[Dataset records on visual material]
────────

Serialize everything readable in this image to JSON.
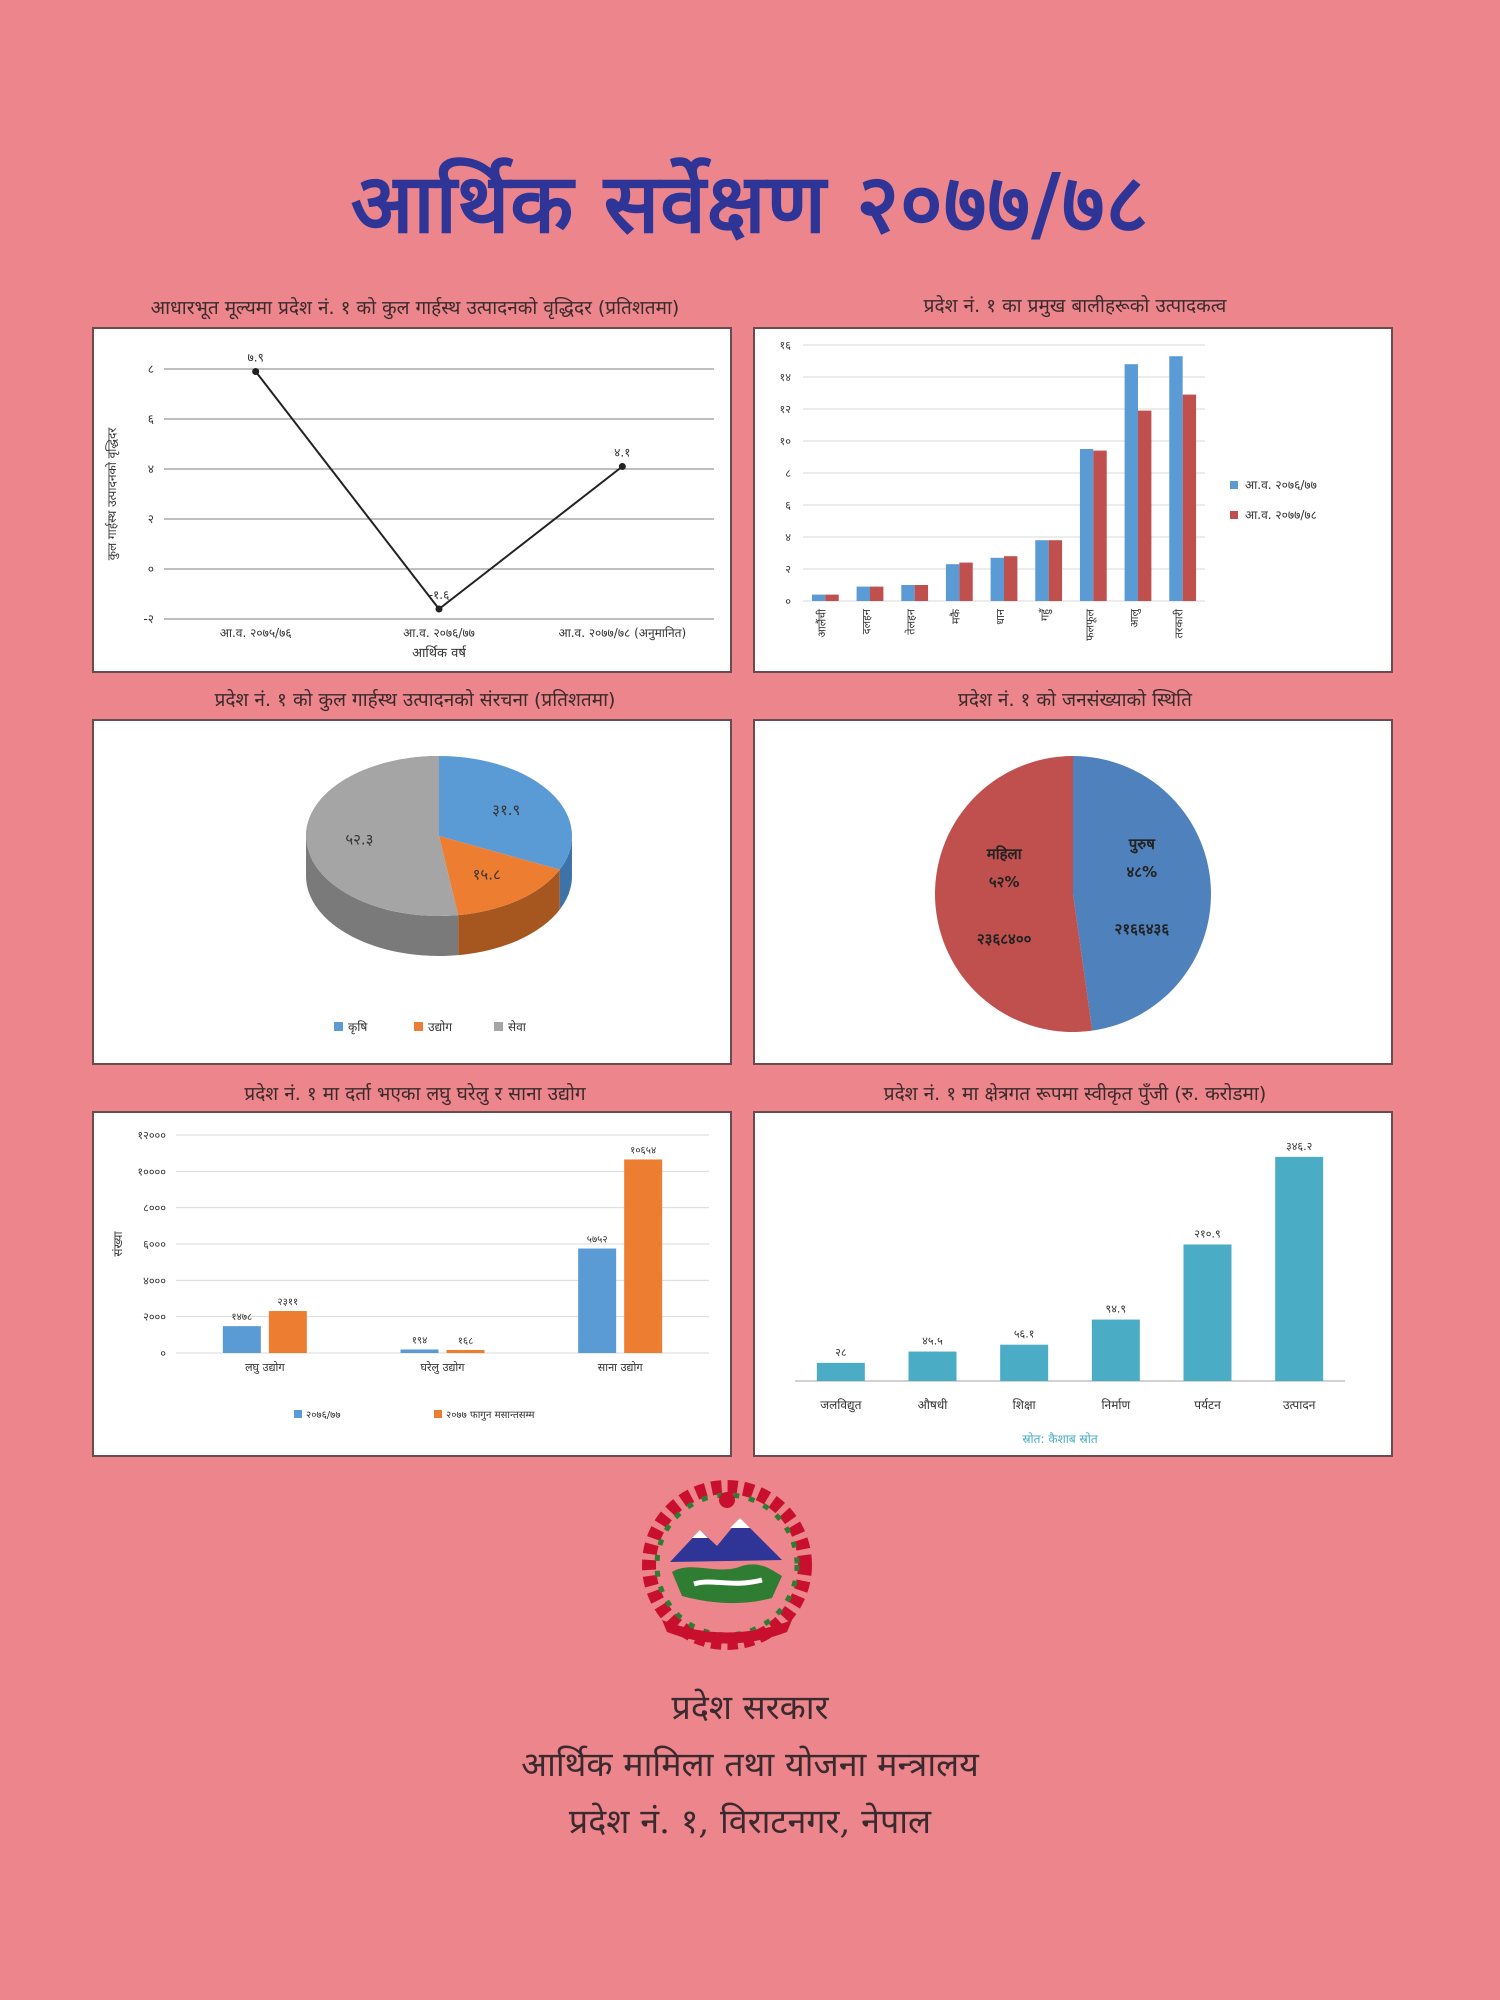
{
  "page": {
    "title": "आर्थिक सर्वेक्षण २०७७/७८",
    "footer": {
      "line1": "प्रदेश सरकार",
      "line2": "आर्थिक मामिला तथा योजना मन्त्रालय",
      "line3": "प्रदेश नं. १, विराटनगर, नेपाल"
    }
  },
  "colors": {
    "background": "#ec858c",
    "title": "#2e3596",
    "blue": "#5b9bd5",
    "orange": "#ed7d31",
    "gray": "#a5a5a5",
    "red": "#c0504d",
    "teal": "#4bacc6"
  },
  "chart_data": [
    {
      "type": "line",
      "title": "आधारभूत मूल्यमा प्रदेश नं. १ को कुल गार्हस्थ उत्पादनको वृद्धिदर (प्रतिशतमा)",
      "xlabel": "आर्थिक वर्ष",
      "ylabel": "कुल गार्हस्थ उत्पादनको वृद्धिदर",
      "categories": [
        "आ.व. २०७५/७६",
        "आ.व. २०७६/७७",
        "आ.व. २०७७/७८ (अनुमानित)"
      ],
      "values": [
        7.9,
        -1.6,
        4.1
      ],
      "value_labels": [
        "७.९",
        "-१.६",
        "४.१"
      ],
      "ylim": [
        -2,
        8
      ],
      "yticks": [
        -2,
        0,
        2,
        4,
        6,
        8
      ],
      "ytick_labels": [
        "-२",
        "०",
        "२",
        "४",
        "६",
        "८"
      ],
      "grid": true
    },
    {
      "type": "bar",
      "title": "प्रदेश नं. १ का प्रमुख बालीहरूको उत्पादकत्व",
      "categories": [
        "आलैंची",
        "दलहन",
        "तेलहन",
        "मकै",
        "धान",
        "गहुँ",
        "फलफूल",
        "आलु",
        "तरकारी"
      ],
      "series": [
        {
          "name": "आ.व. २०७६/७७",
          "values": [
            0.4,
            0.9,
            1.0,
            2.3,
            2.7,
            3.8,
            9.5,
            14.8,
            15.3
          ]
        },
        {
          "name": "आ.व. २०७७/७८",
          "values": [
            0.4,
            0.9,
            1.0,
            2.4,
            2.8,
            3.8,
            9.4,
            11.9,
            12.9
          ]
        }
      ],
      "ylim": [
        0,
        16
      ],
      "yticks": [
        0,
        2,
        4,
        6,
        8,
        10,
        12,
        14,
        16
      ],
      "ytick_labels": [
        "०",
        "२",
        "४",
        "६",
        "८",
        "१०",
        "१२",
        "१४",
        "१६"
      ],
      "legend": "right",
      "grid": true
    },
    {
      "type": "pie",
      "title": "प्रदेश नं. १ को कुल गार्हस्थ उत्पादनको संरचना (प्रतिशतमा)",
      "labels": [
        "कृषि",
        "उद्योग",
        "सेवा"
      ],
      "values": [
        31.9,
        15.8,
        52.3
      ],
      "value_labels": [
        "३१.९",
        "१५.८",
        "५२.३"
      ],
      "legend": "bottom"
    },
    {
      "type": "pie",
      "title": "प्रदेश नं. १ को जनसंख्याको स्थिति",
      "labels": [
        "पुरुष",
        "महिला"
      ],
      "percent_labels": [
        "४८%",
        "५२%"
      ],
      "values": [
        2166436,
        2368400
      ],
      "value_labels": [
        "२१६६४३६",
        "२३६८४००"
      ]
    },
    {
      "type": "bar",
      "title": "प्रदेश नं. १ मा दर्ता भएका लघु घरेलु र साना उद्योग",
      "ylabel": "संख्या",
      "categories": [
        "लघु उद्योग",
        "घरेलु उद्योग",
        "साना उद्योग"
      ],
      "series": [
        {
          "name": "२०७६/७७",
          "values": [
            1478,
            194,
            5752
          ]
        },
        {
          "name": "२०७७ फागुन मसान्तसम्म",
          "values": [
            2311,
            168,
            10654
          ]
        }
      ],
      "value_labels": [
        [
          "१४७८",
          "१९४",
          "५७५२"
        ],
        [
          "२३११",
          "१६८",
          "१०६५४"
        ]
      ],
      "ylim": [
        0,
        12000
      ],
      "yticks": [
        0,
        2000,
        4000,
        6000,
        8000,
        10000,
        12000
      ],
      "ytick_labels": [
        "०",
        "२०००",
        "४०००",
        "६०००",
        "८०००",
        "१००००",
        "१२०००"
      ],
      "legend": "bottom",
      "grid": true
    },
    {
      "type": "bar",
      "title": "प्रदेश नं. १ मा क्षेत्रगत रूपमा स्वीकृत पुँजी (रु. करोडमा)",
      "categories": [
        "जलविद्युत",
        "औषधी",
        "शिक्षा",
        "निर्माण",
        "पर्यटन",
        "उत्पादन"
      ],
      "values": [
        28,
        45.5,
        56.1,
        94.9,
        210.9,
        346.2
      ],
      "value_labels": [
        "२८",
        "४५.५",
        "५६.१",
        "९४.९",
        "२१०.९",
        "३४६.२"
      ],
      "ylim": [
        0,
        380
      ],
      "source": "स्रोत: कैशाब स्रोत"
    }
  ]
}
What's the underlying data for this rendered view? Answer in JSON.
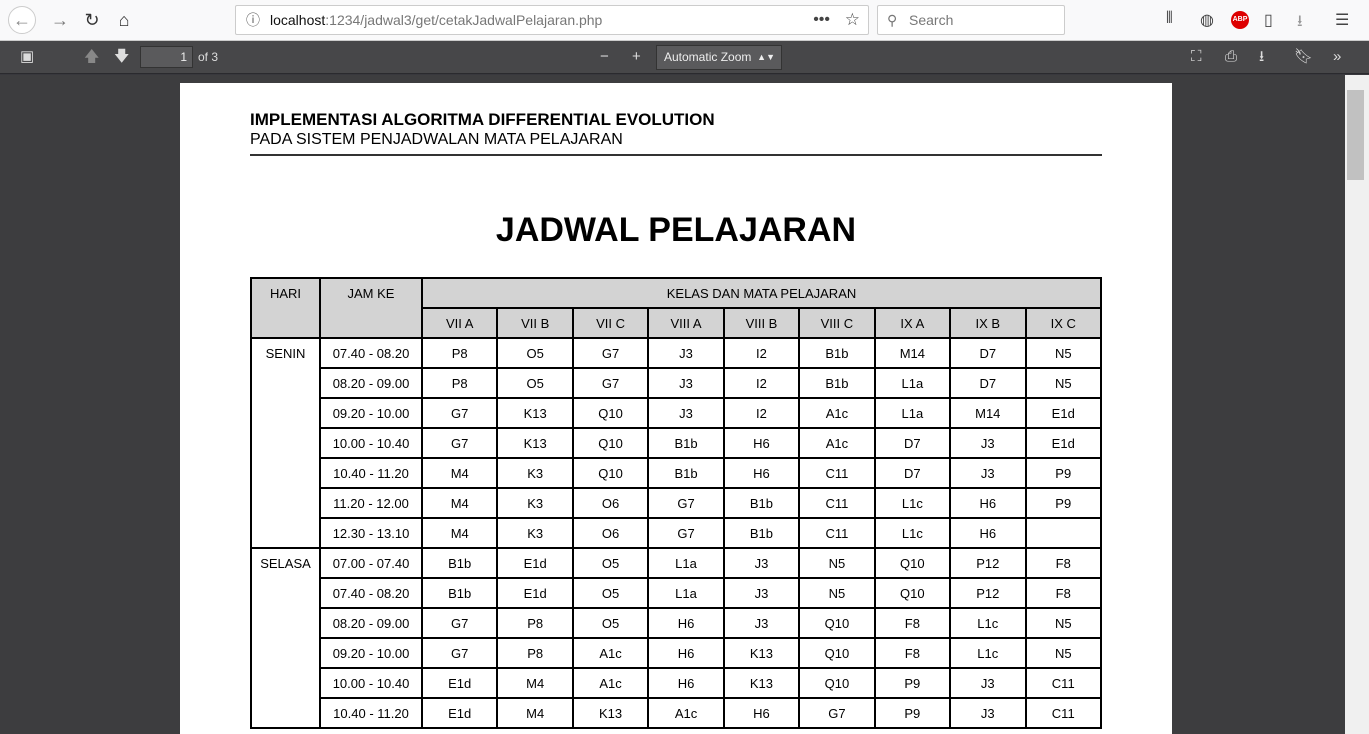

────────

WHAT YOU ARE ASKED TO DO. Each record above should be copied character for character, with pictures dropped.

SOLUTION FOR THIS TASK.
Serialize everything readable in this image to JSON.
{
  "page": {
    "title": "आर्थिक सर्वेक्षण २०७७/७८",
    "footer": {
      "line1": "प्रदेश सरकार",
      "line2": "आर्थिक मामिला तथा योजना मन्त्रालय",
      "line3": "प्रदेश नं. १, विराटनगर, नेपाल"
    }
  },
  "colors": {
    "background": "#ec858c",
    "title": "#2e3596",
    "blue": "#5b9bd5",
    "orange": "#ed7d31",
    "gray": "#a5a5a5",
    "red": "#c0504d",
    "teal": "#4bacc6"
  },
  "chart_data": [
    {
      "type": "line",
      "title": "आधारभूत मूल्यमा प्रदेश नं. १ को कुल गार्हस्थ उत्पादनको वृद्धिदर (प्रतिशतमा)",
      "xlabel": "आर्थिक वर्ष",
      "ylabel": "कुल गार्हस्थ उत्पादनको वृद्धिदर",
      "categories": [
        "आ.व. २०७५/७६",
        "आ.व. २०७६/७७",
        "आ.व. २०७७/७८ (अनुमानित)"
      ],
      "values": [
        7.9,
        -1.6,
        4.1
      ],
      "value_labels": [
        "७.९",
        "-१.६",
        "४.१"
      ],
      "ylim": [
        -2,
        8
      ],
      "yticks": [
        -2,
        0,
        2,
        4,
        6,
        8
      ],
      "ytick_labels": [
        "-२",
        "०",
        "२",
        "४",
        "६",
        "८"
      ],
      "grid": true
    },
    {
      "type": "bar",
      "title": "प्रदेश नं. १ का प्रमुख बालीहरूको उत्पादकत्व",
      "categories": [
        "आलैंची",
        "दलहन",
        "तेलहन",
        "मकै",
        "धान",
        "गहुँ",
        "फलफूल",
        "आलु",
        "तरकारी"
      ],
      "series": [
        {
          "name": "आ.व. २०७६/७७",
          "values": [
            0.4,
            0.9,
            1.0,
            2.3,
            2.7,
            3.8,
            9.5,
            14.8,
            15.3
          ]
        },
        {
          "name": "आ.व. २०७७/७८",
          "values": [
            0.4,
            0.9,
            1.0,
            2.4,
            2.8,
            3.8,
            9.4,
            11.9,
            12.9
          ]
        }
      ],
      "ylim": [
        0,
        16
      ],
      "yticks": [
        0,
        2,
        4,
        6,
        8,
        10,
        12,
        14,
        16
      ],
      "ytick_labels": [
        "०",
        "२",
        "४",
        "६",
        "८",
        "१०",
        "१२",
        "१४",
        "१६"
      ],
      "legend": "right",
      "grid": true
    },
    {
      "type": "pie",
      "title": "प्रदेश नं. १ को कुल गार्हस्थ उत्पादनको संरचना (प्रतिशतमा)",
      "labels": [
        "कृषि",
        "उद्योग",
        "सेवा"
      ],
      "values": [
        31.9,
        15.8,
        52.3
      ],
      "value_labels": [
        "३१.९",
        "१५.८",
        "५२.३"
      ],
      "legend": "bottom"
    },
    {
      "type": "pie",
      "title": "प्रदेश नं. १ को जनसंख्याको स्थिति",
      "labels": [
        "पुरुष",
        "महिला"
      ],
      "percent_labels": [
        "४८%",
        "५२%"
      ],
      "values": [
        2166436,
        2368400
      ],
      "value_labels": [
        "२१६६४३६",
        "२३६८४००"
      ]
    },
    {
      "type": "bar",
      "title": "प्रदेश नं. १ मा दर्ता भएका लघु घरेलु र साना उद्योग",
      "ylabel": "संख्या",
      "categories": [
        "लघु उद्योग",
        "घरेलु उद्योग",
        "साना उद्योग"
      ],
      "series": [
        {
          "name": "२०७६/७७",
          "values": [
            1478,
            194,
            5752
          ]
        },
        {
          "name": "२०७७ फागुन मसान्तसम्म",
          "values": [
            2311,
            168,
            10654
          ]
        }
      ],
      "value_labels": [
        [
          "१४७८",
          "१९४",
          "५७५२"
        ],
        [
          "२३११",
          "१६८",
          "१०६५४"
        ]
      ],
      "ylim": [
        0,
        12000
      ],
      "yticks": [
        0,
        2000,
        4000,
        6000,
        8000,
        10000,
        12000
      ],
      "ytick_labels": [
        "०",
        "२०००",
        "४०००",
        "६०००",
        "८०००",
        "१००००",
        "१२०००"
      ],
      "legend": "bottom",
      "grid": true
    },
    {
      "type": "bar",
      "title": "प्रदेश नं. १ मा क्षेत्रगत रूपमा स्वीकृत पुँजी (रु. करोडमा)",
      "categories": [
        "जलविद्युत",
        "औषधी",
        "शिक्षा",
        "निर्माण",
        "पर्यटन",
        "उत्पादन"
      ],
      "values": [
        28,
        45.5,
        56.1,
        94.9,
        210.9,
        346.2
      ],
      "value_labels": [
        "२८",
        "४५.५",
        "५६.१",
        "९४.९",
        "२१०.९",
        "३४६.२"
      ],
      "ylim": [
        0,
        380
      ],
      "source": "स्रोत: कैशाब स्रोत"
    }
  ]
}
What's the underlying data for this rendered view? Answer in JSON.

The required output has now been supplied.